**AIM**
Format the lines from the one containing "Where is each" up to and including the one containing "candle-body <box>368 365 371 367</box>" as a numbered list, leaving out any blank lines.

**RECORD SET**

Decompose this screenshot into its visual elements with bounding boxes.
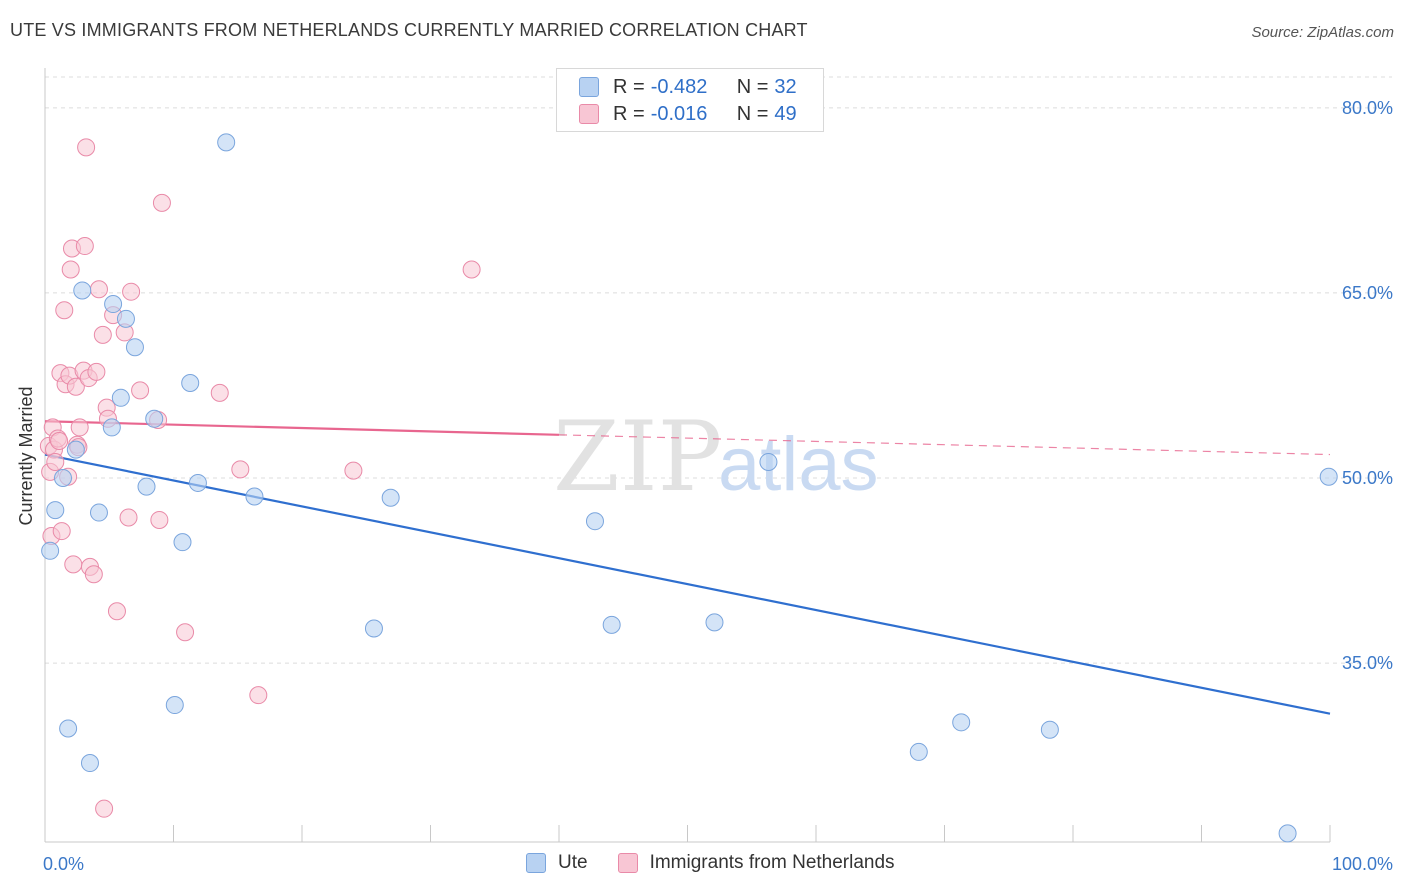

==

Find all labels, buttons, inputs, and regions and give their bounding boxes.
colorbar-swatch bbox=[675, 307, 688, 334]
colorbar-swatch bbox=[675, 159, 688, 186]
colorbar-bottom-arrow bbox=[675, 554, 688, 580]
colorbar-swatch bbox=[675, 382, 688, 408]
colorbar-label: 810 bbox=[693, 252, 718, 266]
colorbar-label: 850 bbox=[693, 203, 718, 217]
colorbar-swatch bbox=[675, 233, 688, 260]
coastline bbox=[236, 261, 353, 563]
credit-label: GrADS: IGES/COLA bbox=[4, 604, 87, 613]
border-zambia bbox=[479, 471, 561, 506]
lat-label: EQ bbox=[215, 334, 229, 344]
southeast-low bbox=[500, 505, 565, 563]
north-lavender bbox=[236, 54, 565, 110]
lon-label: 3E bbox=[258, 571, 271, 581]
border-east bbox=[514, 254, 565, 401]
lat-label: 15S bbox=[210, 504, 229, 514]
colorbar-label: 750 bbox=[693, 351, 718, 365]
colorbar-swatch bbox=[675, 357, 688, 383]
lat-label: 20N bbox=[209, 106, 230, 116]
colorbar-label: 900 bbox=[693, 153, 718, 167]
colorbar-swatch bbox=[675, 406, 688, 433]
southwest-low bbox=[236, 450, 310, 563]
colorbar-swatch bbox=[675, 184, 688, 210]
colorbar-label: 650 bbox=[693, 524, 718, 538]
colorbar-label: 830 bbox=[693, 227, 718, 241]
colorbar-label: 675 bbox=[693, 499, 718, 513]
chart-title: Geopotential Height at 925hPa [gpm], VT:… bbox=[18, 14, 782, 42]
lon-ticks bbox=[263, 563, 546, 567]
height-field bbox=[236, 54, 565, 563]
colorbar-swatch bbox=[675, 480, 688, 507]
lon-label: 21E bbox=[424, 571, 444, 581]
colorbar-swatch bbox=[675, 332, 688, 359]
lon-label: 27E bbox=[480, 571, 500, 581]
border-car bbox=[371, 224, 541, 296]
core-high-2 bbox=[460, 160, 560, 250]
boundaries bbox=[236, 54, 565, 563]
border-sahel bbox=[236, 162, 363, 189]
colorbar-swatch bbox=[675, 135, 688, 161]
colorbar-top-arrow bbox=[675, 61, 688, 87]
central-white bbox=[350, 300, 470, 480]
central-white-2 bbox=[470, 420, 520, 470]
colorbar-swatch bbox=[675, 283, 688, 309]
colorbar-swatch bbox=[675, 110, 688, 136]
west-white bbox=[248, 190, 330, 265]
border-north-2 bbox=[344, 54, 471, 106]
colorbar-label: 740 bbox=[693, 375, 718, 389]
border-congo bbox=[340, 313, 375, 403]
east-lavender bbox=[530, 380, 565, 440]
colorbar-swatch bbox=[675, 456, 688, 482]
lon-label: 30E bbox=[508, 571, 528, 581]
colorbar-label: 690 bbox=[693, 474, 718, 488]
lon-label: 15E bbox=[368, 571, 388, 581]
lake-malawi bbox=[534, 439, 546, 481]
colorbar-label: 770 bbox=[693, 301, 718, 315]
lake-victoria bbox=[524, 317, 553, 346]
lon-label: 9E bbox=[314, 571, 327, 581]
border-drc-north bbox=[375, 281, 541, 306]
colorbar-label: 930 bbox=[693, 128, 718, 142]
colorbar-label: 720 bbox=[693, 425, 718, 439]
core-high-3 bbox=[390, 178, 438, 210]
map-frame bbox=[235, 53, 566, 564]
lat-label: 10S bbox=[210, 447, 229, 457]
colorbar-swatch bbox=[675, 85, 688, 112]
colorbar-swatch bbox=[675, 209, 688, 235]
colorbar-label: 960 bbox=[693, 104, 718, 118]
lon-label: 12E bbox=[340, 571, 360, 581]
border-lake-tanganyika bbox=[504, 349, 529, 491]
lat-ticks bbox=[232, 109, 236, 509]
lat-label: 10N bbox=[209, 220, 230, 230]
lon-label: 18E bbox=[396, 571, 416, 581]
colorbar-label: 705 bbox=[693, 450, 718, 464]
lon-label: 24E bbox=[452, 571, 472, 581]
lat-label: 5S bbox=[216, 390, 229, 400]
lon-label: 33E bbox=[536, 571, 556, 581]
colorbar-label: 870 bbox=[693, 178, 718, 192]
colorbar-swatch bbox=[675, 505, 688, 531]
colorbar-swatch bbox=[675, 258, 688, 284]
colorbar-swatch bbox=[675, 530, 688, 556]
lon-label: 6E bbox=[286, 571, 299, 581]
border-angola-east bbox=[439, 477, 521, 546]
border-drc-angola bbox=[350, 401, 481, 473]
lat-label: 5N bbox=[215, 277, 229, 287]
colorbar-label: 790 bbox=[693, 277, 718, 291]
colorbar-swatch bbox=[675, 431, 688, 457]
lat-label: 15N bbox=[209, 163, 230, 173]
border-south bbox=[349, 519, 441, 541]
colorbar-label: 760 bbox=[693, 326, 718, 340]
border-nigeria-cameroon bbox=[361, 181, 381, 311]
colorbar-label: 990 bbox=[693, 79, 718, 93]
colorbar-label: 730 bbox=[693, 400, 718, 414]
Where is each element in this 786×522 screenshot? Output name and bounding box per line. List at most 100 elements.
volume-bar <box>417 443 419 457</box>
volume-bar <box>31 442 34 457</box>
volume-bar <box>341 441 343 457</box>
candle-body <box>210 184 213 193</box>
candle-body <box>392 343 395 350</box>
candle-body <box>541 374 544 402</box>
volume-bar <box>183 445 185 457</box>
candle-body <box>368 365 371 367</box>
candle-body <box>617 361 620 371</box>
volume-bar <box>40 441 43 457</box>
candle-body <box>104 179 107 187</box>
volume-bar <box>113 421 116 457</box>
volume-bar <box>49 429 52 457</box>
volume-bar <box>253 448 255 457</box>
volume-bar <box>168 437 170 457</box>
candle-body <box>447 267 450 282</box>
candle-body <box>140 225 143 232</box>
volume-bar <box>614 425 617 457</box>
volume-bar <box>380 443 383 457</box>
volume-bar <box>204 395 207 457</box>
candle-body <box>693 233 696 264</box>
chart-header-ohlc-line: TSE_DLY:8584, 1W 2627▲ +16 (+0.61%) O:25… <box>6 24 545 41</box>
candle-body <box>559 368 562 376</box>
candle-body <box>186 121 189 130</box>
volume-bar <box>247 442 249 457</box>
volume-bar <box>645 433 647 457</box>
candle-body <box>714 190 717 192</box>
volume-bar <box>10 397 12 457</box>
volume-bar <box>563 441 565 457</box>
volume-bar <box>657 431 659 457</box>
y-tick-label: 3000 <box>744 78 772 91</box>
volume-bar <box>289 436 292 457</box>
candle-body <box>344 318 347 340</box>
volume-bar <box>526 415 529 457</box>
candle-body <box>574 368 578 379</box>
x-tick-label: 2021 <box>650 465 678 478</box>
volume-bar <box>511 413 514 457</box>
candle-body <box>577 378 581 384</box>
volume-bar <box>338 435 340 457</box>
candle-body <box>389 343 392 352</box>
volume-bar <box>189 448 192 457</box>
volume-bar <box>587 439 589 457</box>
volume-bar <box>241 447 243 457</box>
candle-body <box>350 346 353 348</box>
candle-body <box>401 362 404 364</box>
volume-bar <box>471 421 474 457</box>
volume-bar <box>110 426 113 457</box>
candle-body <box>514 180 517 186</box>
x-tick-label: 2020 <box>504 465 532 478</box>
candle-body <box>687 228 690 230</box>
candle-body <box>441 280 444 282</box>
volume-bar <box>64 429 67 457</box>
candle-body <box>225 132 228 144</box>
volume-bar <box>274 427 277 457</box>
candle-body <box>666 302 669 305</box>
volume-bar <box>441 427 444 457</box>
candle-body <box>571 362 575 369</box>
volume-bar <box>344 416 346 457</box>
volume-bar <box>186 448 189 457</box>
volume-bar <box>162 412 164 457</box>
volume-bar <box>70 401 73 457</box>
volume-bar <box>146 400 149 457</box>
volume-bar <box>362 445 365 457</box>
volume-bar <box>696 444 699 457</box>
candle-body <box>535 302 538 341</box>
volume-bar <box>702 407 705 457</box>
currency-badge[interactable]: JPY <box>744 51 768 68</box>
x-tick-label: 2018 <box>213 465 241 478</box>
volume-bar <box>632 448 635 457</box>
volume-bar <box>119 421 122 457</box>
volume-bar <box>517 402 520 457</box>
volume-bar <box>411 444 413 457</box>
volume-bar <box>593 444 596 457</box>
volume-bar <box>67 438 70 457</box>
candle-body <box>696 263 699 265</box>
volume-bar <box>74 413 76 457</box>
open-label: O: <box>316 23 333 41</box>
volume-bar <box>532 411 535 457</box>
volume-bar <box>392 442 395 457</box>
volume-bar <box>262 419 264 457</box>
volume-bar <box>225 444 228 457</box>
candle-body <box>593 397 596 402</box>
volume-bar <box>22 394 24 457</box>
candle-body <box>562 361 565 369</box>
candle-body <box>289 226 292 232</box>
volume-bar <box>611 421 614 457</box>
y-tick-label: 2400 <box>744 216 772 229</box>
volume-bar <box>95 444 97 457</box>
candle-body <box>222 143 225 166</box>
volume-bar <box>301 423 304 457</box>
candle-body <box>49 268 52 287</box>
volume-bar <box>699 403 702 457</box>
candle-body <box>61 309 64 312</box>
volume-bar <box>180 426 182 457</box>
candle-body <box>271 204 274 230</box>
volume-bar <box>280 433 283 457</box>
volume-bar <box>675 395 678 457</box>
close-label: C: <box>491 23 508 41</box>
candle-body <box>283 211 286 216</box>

**THE OUTPUT**
1. Where is each element in this 786×522 screenshot? Output name and bounding box per line. List at most 100 elements.
2. volume-bar <box>417 443 419 457</box>
3. volume-bar <box>31 442 34 457</box>
4. volume-bar <box>341 441 343 457</box>
5. candle-body <box>210 184 213 193</box>
6. candle-body <box>392 343 395 350</box>
7. candle-body <box>541 374 544 402</box>
8. volume-bar <box>183 445 185 457</box>
9. candle-body <box>368 365 371 367</box>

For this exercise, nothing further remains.